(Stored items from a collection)
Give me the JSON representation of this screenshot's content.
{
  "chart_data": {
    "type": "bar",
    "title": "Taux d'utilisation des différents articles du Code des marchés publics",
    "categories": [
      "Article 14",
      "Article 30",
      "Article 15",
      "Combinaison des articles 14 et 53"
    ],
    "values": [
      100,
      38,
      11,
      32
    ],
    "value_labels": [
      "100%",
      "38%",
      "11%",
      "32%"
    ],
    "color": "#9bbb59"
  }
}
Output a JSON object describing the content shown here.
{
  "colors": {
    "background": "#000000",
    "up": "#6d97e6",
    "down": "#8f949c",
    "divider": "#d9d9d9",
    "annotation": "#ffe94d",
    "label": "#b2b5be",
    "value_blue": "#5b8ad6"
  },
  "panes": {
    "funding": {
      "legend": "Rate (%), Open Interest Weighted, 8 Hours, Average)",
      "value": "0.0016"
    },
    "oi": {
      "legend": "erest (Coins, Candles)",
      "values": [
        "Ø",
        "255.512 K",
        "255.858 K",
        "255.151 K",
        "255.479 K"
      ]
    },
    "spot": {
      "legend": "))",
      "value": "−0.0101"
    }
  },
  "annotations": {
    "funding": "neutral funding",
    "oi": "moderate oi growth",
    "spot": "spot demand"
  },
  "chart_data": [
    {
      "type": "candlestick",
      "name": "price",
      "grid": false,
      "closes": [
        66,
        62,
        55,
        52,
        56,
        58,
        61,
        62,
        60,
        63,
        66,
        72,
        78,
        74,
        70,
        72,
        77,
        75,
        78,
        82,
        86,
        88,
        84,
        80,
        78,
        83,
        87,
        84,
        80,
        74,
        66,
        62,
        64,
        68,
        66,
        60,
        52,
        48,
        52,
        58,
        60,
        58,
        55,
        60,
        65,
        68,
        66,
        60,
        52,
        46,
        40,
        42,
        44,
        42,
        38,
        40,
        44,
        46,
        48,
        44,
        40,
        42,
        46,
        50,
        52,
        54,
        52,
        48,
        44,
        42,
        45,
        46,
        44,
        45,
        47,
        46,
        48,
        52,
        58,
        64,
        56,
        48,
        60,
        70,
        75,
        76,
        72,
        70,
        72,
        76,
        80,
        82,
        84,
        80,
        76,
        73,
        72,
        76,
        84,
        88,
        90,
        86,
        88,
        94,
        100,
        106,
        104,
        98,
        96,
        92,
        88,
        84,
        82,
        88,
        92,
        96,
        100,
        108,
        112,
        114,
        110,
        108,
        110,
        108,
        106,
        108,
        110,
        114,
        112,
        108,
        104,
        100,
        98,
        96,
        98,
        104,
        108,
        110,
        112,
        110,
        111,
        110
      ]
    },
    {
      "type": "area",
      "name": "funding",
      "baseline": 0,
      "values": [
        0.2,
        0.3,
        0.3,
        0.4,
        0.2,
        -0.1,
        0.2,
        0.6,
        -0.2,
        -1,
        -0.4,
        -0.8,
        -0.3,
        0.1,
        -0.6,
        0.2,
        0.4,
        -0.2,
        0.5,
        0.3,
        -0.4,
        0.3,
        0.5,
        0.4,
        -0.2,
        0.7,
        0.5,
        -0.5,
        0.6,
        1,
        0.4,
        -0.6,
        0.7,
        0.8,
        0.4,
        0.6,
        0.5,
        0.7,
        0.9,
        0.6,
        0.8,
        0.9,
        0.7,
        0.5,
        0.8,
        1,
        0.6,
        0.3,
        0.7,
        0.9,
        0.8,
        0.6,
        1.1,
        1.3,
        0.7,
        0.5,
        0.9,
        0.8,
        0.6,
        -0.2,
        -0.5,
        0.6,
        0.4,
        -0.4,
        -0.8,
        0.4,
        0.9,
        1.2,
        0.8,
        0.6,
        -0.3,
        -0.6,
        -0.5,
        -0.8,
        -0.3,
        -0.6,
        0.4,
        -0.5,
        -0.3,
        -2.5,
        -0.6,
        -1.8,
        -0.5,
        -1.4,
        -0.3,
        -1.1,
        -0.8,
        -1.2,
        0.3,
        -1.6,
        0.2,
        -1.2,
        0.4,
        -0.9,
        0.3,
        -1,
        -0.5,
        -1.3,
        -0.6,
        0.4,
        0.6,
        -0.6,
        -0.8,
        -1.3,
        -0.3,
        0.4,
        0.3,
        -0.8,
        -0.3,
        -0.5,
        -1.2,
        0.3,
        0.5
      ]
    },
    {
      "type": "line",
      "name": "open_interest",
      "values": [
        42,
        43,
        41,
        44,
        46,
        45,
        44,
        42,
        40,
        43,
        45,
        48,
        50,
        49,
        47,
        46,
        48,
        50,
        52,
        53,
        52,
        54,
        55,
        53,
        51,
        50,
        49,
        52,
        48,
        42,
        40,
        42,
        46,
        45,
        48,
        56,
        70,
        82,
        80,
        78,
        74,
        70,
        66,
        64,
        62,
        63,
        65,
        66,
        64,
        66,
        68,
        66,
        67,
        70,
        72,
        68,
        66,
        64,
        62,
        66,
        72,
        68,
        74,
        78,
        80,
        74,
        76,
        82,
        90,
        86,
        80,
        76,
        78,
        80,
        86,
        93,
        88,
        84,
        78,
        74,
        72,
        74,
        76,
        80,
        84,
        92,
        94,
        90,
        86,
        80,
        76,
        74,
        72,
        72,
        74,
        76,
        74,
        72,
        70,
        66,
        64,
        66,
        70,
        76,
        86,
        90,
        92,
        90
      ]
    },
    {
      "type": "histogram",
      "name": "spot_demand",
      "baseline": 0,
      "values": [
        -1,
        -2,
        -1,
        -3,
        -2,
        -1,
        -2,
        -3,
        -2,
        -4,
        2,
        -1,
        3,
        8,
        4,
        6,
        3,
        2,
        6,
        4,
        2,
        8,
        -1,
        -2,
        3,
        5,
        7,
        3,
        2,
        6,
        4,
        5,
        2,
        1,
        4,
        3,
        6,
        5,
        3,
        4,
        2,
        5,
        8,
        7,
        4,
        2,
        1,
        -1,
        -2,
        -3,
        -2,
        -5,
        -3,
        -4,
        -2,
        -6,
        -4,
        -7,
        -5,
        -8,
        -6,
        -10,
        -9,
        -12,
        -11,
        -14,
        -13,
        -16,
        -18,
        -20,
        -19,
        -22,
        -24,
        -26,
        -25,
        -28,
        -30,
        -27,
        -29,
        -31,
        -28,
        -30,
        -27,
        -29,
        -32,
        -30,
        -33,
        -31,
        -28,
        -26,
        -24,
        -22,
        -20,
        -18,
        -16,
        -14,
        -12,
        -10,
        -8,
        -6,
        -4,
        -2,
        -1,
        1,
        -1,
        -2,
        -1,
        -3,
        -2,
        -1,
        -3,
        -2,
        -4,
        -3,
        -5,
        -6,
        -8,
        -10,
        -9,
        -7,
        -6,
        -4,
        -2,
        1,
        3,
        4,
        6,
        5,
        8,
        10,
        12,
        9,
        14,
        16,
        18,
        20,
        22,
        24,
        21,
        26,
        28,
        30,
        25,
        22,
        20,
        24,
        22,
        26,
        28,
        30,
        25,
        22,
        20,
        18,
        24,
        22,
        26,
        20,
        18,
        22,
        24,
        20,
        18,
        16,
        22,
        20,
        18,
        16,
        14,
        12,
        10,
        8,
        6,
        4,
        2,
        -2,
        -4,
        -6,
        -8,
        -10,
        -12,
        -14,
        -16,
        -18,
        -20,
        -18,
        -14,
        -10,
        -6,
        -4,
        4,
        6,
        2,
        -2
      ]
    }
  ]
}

:: DESCRIPTION OF THE TASK ::
Using the listing above, pull out all lines that hold the word "funding".

:: ANSWER TO THE TASK ::
    "funding": {
    "funding": "neutral funding",
      "name": "funding",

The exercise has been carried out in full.